- **INSTRUCTIONS FOR THE TASK**
The entries that follow should be written out exactly.

(Data entries)
-----
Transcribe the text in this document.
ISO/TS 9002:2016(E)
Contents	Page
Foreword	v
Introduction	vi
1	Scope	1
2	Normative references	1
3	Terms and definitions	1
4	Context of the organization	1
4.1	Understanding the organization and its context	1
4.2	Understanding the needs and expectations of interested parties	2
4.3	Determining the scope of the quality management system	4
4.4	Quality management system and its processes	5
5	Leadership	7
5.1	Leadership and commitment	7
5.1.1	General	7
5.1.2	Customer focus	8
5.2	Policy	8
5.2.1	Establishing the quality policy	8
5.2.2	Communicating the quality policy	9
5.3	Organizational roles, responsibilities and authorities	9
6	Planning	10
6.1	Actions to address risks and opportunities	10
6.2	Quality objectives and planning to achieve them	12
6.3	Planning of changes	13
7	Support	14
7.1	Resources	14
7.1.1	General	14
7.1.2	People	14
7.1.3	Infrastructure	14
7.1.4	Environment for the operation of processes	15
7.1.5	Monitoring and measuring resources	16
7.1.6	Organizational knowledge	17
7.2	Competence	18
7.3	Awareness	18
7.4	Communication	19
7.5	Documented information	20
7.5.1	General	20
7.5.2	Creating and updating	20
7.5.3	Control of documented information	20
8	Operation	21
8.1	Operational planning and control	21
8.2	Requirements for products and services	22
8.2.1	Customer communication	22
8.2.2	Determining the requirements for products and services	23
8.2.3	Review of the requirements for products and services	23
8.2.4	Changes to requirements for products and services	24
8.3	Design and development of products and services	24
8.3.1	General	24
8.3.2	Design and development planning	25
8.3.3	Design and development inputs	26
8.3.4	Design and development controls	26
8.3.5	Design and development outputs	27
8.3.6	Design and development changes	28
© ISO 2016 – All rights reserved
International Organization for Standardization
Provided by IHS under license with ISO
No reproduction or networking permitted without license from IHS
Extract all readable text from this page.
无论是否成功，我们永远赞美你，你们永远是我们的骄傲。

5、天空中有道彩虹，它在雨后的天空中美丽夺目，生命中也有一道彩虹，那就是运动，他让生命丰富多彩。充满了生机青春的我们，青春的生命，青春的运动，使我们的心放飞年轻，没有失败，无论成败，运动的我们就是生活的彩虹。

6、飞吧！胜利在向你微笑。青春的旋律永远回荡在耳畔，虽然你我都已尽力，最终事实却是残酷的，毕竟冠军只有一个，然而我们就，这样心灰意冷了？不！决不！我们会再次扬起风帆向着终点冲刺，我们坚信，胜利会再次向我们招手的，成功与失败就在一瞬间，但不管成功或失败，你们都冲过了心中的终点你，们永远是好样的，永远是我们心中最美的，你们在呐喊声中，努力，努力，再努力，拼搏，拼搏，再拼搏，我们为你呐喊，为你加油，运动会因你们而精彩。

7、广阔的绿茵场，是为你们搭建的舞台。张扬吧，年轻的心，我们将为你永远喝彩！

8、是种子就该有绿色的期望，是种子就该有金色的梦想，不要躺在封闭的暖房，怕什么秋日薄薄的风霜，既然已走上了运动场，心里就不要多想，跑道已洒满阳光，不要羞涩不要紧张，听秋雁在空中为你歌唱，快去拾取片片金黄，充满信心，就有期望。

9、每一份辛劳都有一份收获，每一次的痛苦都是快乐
-----
- **SOLUTION TO THIS TASK**
Transcribe the text in this document.
ISO/TS 9002:2016(E)
Contents	Page
Foreword	v
Introduction	vi
1	Scope	1
2	Normative references	1
3	Terms and definitions	1
4	Context of the organization	1
4.1	Understanding the organization and its context	1
4.2	Understanding the needs and expectations of interested parties	2
4.3	Determining the scope of the quality management system	4
4.4	Quality management system and its processes	5
5	Leadership	7
5.1	Leadership and commitment	7
5.1.1	General	7
5.1.2	Customer focus	8
5.2	Policy	8
5.2.1	Establishing the quality policy	8
5.2.2	Communicating the quality policy	9
5.3	Organizational roles, responsibilities and authorities	9
6	Planning	10
6.1	Actions to address risks and opportunities	10
6.2	Quality objectives and planning to achieve them	12
6.3	Planning of changes	13
7	Support	14
7.1	Resources	14
7.1.1	General	14
7.1.2	People	14
7.1.3	Infrastructure	14
7.1.4	Environment for the operation of processes	15
7.1.5	Monitoring and measuring resources	16
7.1.6	Organizational knowledge	17
7.2	Competence	18
7.3	Awareness	18
7.4	Communication	19
7.5	Documented information	20
7.5.1	General	20
7.5.2	Creating and updating	20
7.5.3	Control of documented information	20
8	Operation	21
8.1	Operational planning and control	21
8.2	Requirements for products and services	22
8.2.1	Customer communication	22
8.2.2	Determining the requirements for products and services	23
8.2.3	Review of the requirements for products and services	23
8.2.4	Changes to requirements for products and services	24
8.3	Design and development of products and services	24
8.3.1	General	24
8.3.2	Design and development planning	25
8.3.3	Design and development inputs	26
8.3.4	Design and development controls	26
8.3.5	Design and development outputs	27
8.3.6	Design and development changes	28
© ISO 2016 – All rights reserved
International Organization for Standardization
Provided by IHS under license with ISO
No reproduction or networking permitted without license from IHS
Extract all readable text from this page.
无论是否成功，我们永远赞美你，你们永远是我们的骄傲。

5、天空中有道彩虹，它在雨后的天空中美丽夺目，生命中也有一道彩虹，那就是运动，他让生命丰富多彩。充满了生机青春的我们，青春的生命，青春的运动，使我们的心放飞年轻，没有失败，无论成败，运动的我们就是生活的彩虹。

6、飞吧！胜利在向你微笑。青春的旋律永远回荡在耳畔，虽然你我都已尽力，最终事实却是残酷的，毕竟冠军只有一个，然而我们就，这样心灰意冷了？不！决不！我们会再次扬起风帆向着终点冲刺，我们坚信，胜利会再次向我们招手的，成功与失败就在一瞬间，但不管成功或失败，你们都冲过了心中的终点你，们永远是好样的，永远是我们心中最美的，你们在呐喊声中，努力，努力，再努力，拼搏，拼搏，再拼搏，我们为你呐喊，为你加油，运动会因你们而精彩。

7、广阔的绿茵场，是为你们搭建的舞台。张扬吧，年轻的心，我们将为你永远喝彩！

8、是种子就该有绿色的期望，是种子就该有金色的梦想，不要躺在封闭的暖房，怕什么秋日薄薄的风霜，既然已走上了运动场，心里就不要多想，跑道已洒满阳光，不要羞涩不要紧张，听秋雁在空中为你歌唱，快去拾取片片金黄，充满信心，就有期望。

9、每一份辛劳都有一份收获，每一次的痛苦都是快乐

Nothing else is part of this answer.